▸ **DATASET ROWS**
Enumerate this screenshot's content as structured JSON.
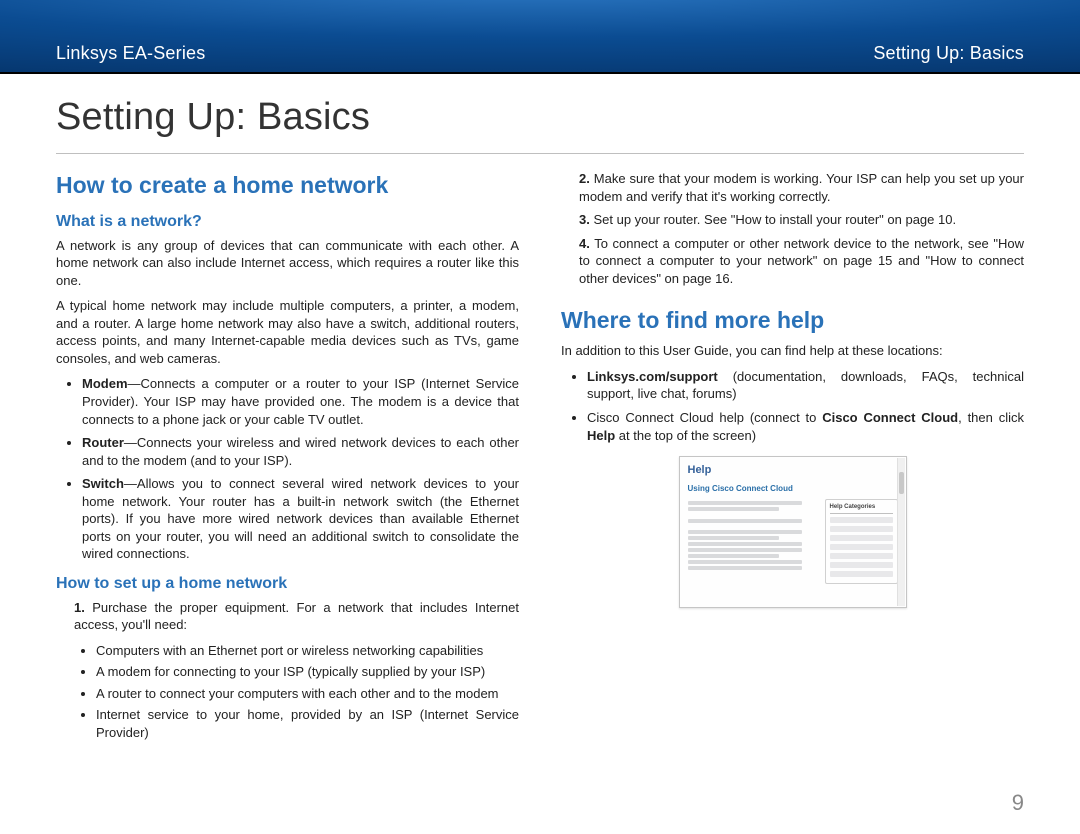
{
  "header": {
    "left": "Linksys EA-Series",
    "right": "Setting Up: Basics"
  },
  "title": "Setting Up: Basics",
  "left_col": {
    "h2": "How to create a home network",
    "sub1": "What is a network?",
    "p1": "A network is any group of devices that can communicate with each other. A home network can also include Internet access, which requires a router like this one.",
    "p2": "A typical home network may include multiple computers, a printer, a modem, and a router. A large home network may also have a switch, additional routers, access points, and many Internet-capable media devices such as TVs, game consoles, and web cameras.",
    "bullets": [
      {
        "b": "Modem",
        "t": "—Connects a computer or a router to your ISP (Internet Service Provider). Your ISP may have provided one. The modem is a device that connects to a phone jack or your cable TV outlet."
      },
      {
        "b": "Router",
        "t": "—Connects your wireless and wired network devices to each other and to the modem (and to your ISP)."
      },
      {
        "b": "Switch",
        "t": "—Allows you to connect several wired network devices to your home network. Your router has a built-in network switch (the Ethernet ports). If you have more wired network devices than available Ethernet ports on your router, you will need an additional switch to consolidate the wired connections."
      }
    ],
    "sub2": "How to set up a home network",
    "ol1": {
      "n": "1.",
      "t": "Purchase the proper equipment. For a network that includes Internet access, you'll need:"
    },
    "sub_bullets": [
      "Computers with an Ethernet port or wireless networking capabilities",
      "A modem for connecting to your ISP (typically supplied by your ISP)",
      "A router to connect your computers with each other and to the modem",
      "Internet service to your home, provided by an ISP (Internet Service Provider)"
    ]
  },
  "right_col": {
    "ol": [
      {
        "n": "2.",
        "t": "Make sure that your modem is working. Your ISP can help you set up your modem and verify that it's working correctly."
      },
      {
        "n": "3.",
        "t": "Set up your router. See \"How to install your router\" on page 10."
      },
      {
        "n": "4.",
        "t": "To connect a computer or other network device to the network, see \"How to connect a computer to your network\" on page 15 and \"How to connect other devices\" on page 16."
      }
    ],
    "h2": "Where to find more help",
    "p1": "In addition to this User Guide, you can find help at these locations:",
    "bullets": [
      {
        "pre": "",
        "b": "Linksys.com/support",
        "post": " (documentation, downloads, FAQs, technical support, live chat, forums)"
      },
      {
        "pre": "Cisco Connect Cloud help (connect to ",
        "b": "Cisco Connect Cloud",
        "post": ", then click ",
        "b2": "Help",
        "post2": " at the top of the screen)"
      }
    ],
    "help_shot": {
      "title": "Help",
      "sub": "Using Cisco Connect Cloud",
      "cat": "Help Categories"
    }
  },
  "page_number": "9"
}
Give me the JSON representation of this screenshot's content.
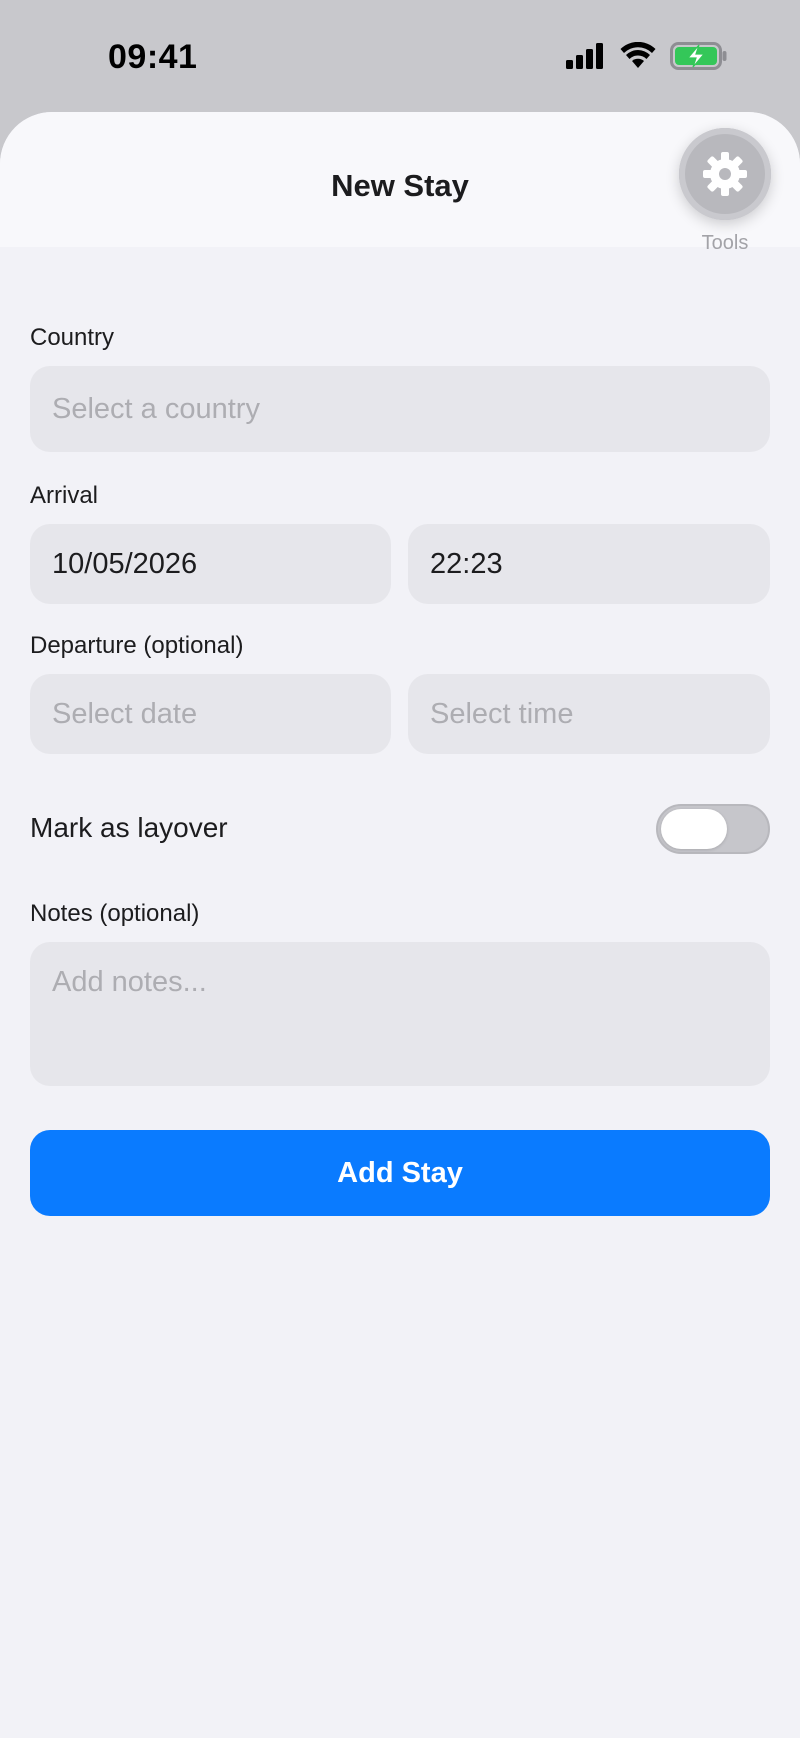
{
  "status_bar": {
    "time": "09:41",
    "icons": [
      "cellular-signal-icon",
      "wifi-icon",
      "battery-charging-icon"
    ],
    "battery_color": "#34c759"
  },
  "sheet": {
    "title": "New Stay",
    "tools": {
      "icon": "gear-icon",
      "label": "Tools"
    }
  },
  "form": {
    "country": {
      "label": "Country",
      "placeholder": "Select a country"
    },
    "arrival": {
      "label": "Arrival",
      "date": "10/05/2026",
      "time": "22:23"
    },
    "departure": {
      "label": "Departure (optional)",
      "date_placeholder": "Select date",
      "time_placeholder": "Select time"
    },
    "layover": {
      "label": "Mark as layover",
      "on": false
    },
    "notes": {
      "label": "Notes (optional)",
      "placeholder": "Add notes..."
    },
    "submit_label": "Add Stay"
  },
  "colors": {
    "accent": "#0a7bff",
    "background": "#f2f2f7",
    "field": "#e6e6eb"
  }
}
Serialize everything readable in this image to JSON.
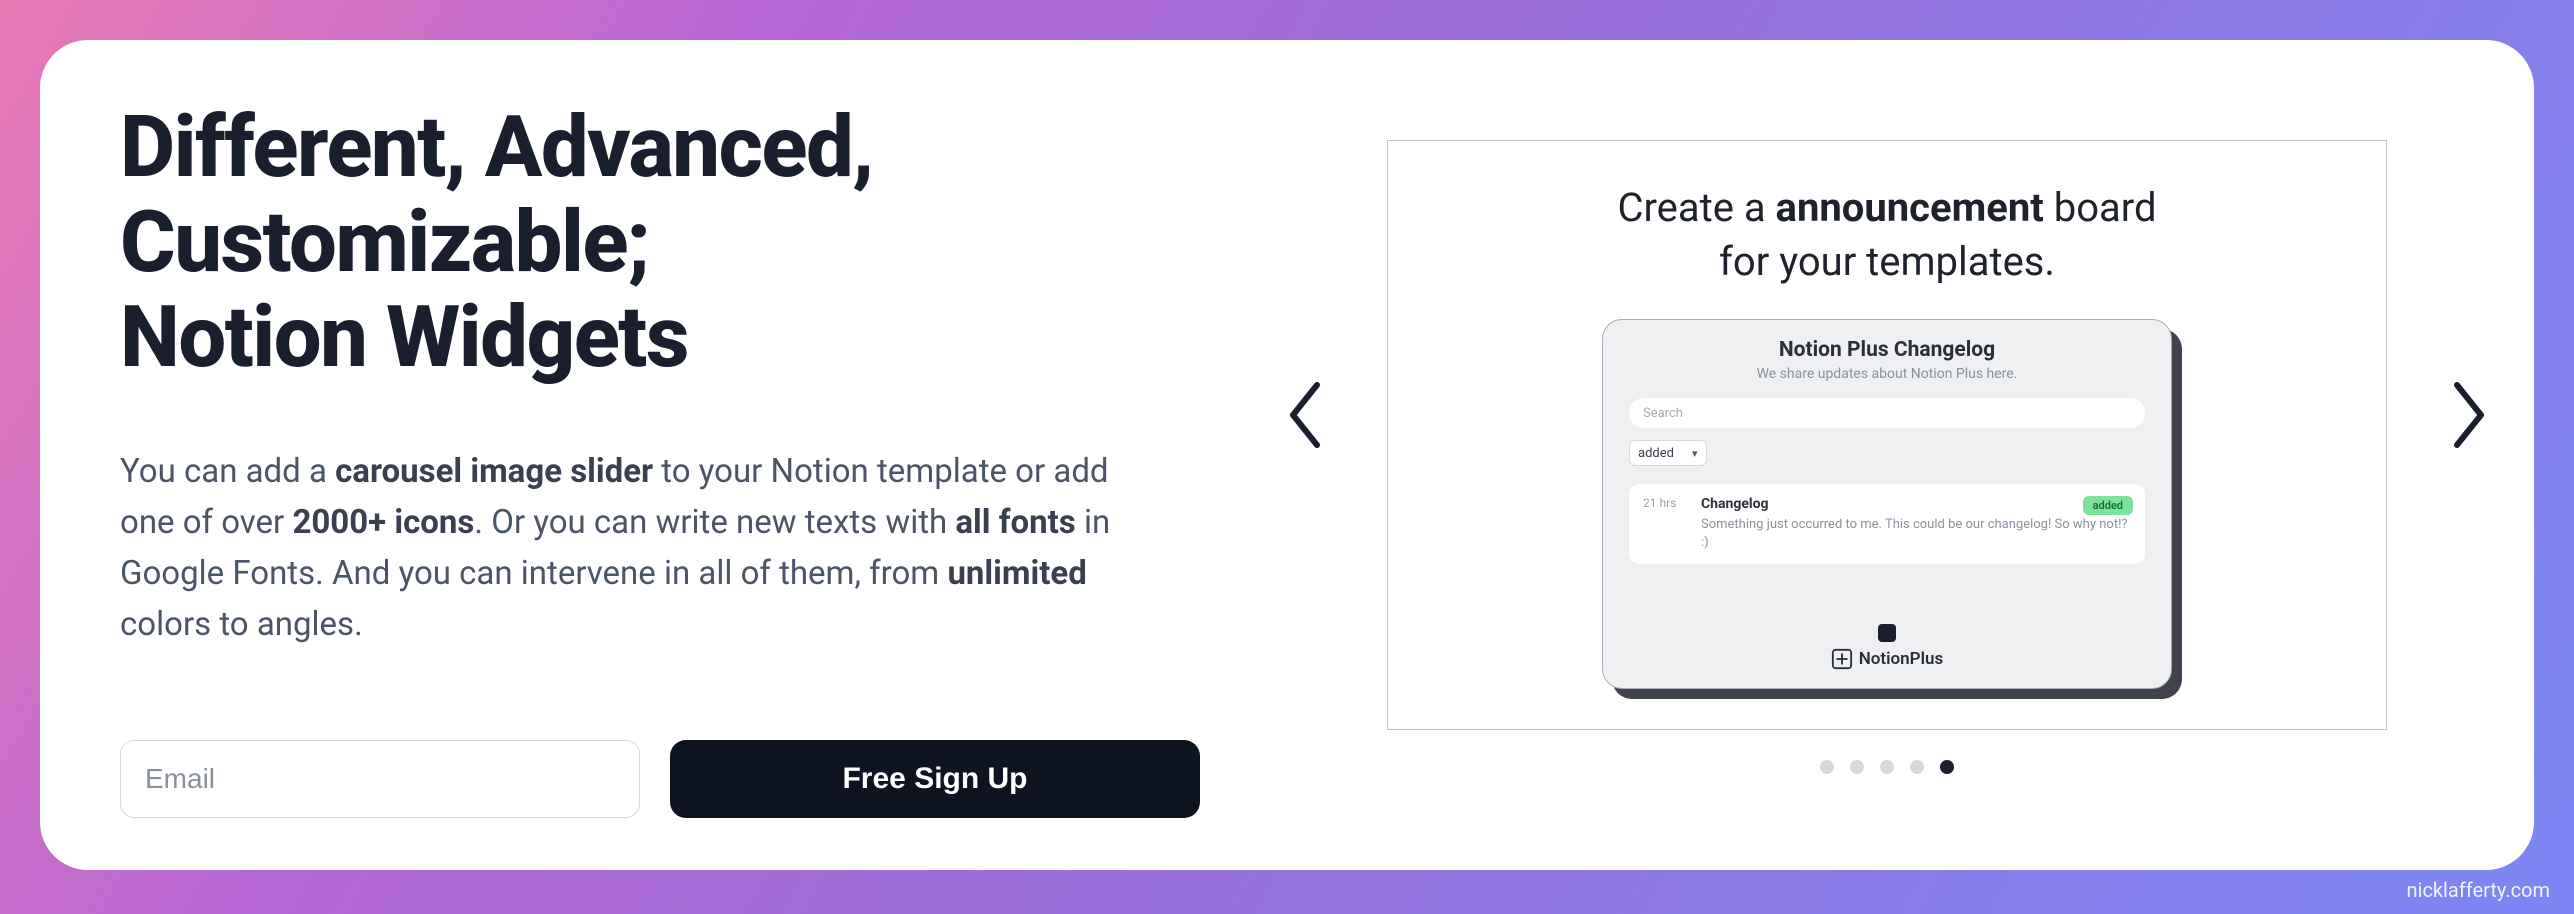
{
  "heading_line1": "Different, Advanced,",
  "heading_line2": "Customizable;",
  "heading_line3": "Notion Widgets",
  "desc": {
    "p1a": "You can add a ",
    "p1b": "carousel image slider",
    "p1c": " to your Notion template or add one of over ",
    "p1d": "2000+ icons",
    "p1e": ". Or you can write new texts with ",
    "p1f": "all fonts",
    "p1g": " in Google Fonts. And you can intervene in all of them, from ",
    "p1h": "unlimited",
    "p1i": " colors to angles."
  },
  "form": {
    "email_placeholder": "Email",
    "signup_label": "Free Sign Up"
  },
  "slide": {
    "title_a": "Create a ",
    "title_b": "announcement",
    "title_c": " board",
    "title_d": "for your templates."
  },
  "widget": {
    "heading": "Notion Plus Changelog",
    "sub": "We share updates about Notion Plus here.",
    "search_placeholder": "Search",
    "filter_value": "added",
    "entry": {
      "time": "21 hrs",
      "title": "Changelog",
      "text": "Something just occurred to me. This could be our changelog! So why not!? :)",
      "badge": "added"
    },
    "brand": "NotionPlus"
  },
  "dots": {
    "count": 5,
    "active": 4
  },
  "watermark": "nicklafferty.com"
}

▸ **DESCRIPTION OF THE TASK**
Repeat each entry precisely as it appears. Leave the pictures out.

▸ **WORKED ANSWER**
Enumerate this screenshot's content as structured JSON.
{
  "header": {
    "left": "Linksys EA-Series",
    "right": "Setting Up: Basics"
  },
  "title": "Setting Up: Basics",
  "left_col": {
    "h2": "How to create a home network",
    "sub1": "What is a network?",
    "p1": "A network is any group of devices that can communicate with each other. A home network can also include Internet access, which requires a router like this one.",
    "p2": "A typical home network may include multiple computers, a printer, a modem, and a router. A large home network may also have a switch, additional routers, access points, and many Internet-capable media devices such as TVs, game consoles, and web cameras.",
    "bullets": [
      {
        "b": "Modem",
        "t": "—Connects a computer or a router to your ISP (Internet Service Provider). Your ISP may have provided one. The modem is a device that connects to a phone jack or your cable TV outlet."
      },
      {
        "b": "Router",
        "t": "—Connects your wireless and wired network devices to each other and to the modem (and to your ISP)."
      },
      {
        "b": "Switch",
        "t": "—Allows you to connect several wired network devices to your home network. Your router has a built-in network switch (the Ethernet ports). If you have more wired network devices than available Ethernet ports on your router, you will need an additional switch to consolidate the wired connections."
      }
    ],
    "sub2": "How to set up a home network",
    "ol1": {
      "n": "1.",
      "t": "Purchase the proper equipment. For a network that includes Internet access, you'll need:"
    },
    "sub_bullets": [
      "Computers with an Ethernet port or wireless networking capabilities",
      "A modem for connecting to your ISP (typically supplied by your ISP)",
      "A router to connect your computers with each other and to the modem",
      "Internet service to your home, provided by an ISP (Internet Service Provider)"
    ]
  },
  "right_col": {
    "ol": [
      {
        "n": "2.",
        "t": "Make sure that your modem is working. Your ISP can help you set up your modem and verify that it's working correctly."
      },
      {
        "n": "3.",
        "t": "Set up your router. See \"How to install your router\" on page 10."
      },
      {
        "n": "4.",
        "t": "To connect a computer or other network device to the network, see \"How to connect a computer to your network\" on page 15 and \"How to connect other devices\" on page 16."
      }
    ],
    "h2": "Where to find more help",
    "p1": "In addition to this User Guide, you can find help at these locations:",
    "bullets": [
      {
        "pre": "",
        "b": "Linksys.com/support",
        "post": " (documentation, downloads, FAQs, technical support, live chat, forums)"
      },
      {
        "pre": "Cisco Connect Cloud help (connect to ",
        "b": "Cisco Connect Cloud",
        "post": ", then click ",
        "b2": "Help",
        "post2": " at the top of the screen)"
      }
    ],
    "help_shot": {
      "title": "Help",
      "sub": "Using Cisco Connect Cloud",
      "cat": "Help Categories"
    }
  },
  "page_number": "9"
}
Give me the JSON representation of this screenshot's content.
{
  "status_bar": {
    "time": "09:41",
    "icons": [
      "cellular-signal-icon",
      "wifi-icon",
      "battery-charging-icon"
    ],
    "battery_color": "#34c759"
  },
  "sheet": {
    "title": "New Stay",
    "tools": {
      "icon": "gear-icon",
      "label": "Tools"
    }
  },
  "form": {
    "country": {
      "label": "Country",
      "placeholder": "Select a country"
    },
    "arrival": {
      "label": "Arrival",
      "date": "10/05/2026",
      "time": "22:23"
    },
    "departure": {
      "label": "Departure (optional)",
      "date_placeholder": "Select date",
      "time_placeholder": "Select time"
    },
    "layover": {
      "label": "Mark as layover",
      "on": false
    },
    "notes": {
      "label": "Notes (optional)",
      "placeholder": "Add notes..."
    },
    "submit_label": "Add Stay"
  },
  "colors": {
    "accent": "#0a7bff",
    "background": "#f2f2f7",
    "field": "#e6e6eb"
  }
}
Serialize everything readable in this image to JSON.
{
  "heading_line1": "Different, Advanced,",
  "heading_line2": "Customizable;",
  "heading_line3": "Notion Widgets",
  "desc": {
    "p1a": "You can add a ",
    "p1b": "carousel image slider",
    "p1c": " to your Notion template or add one of over ",
    "p1d": "2000+ icons",
    "p1e": ". Or you can write new texts with ",
    "p1f": "all fonts",
    "p1g": " in Google Fonts. And you can intervene in all of them, from ",
    "p1h": "unlimited",
    "p1i": " colors to angles."
  },
  "form": {
    "email_placeholder": "Email",
    "signup_label": "Free Sign Up"
  },
  "slide": {
    "title_a": "Create a ",
    "title_b": "announcement",
    "title_c": " board",
    "title_d": "for your templates."
  },
  "widget": {
    "heading": "Notion Plus Changelog",
    "sub": "We share updates about Notion Plus here.",
    "search_placeholder": "Search",
    "filter_value": "added",
    "entry": {
      "time": "21 hrs",
      "title": "Changelog",
      "text": "Something just occurred to me. This could be our changelog! So why not!? :)",
      "badge": "added"
    },
    "brand": "NotionPlus"
  },
  "dots": {
    "count": 5,
    "active": 4
  },
  "watermark": "nicklafferty.com"
}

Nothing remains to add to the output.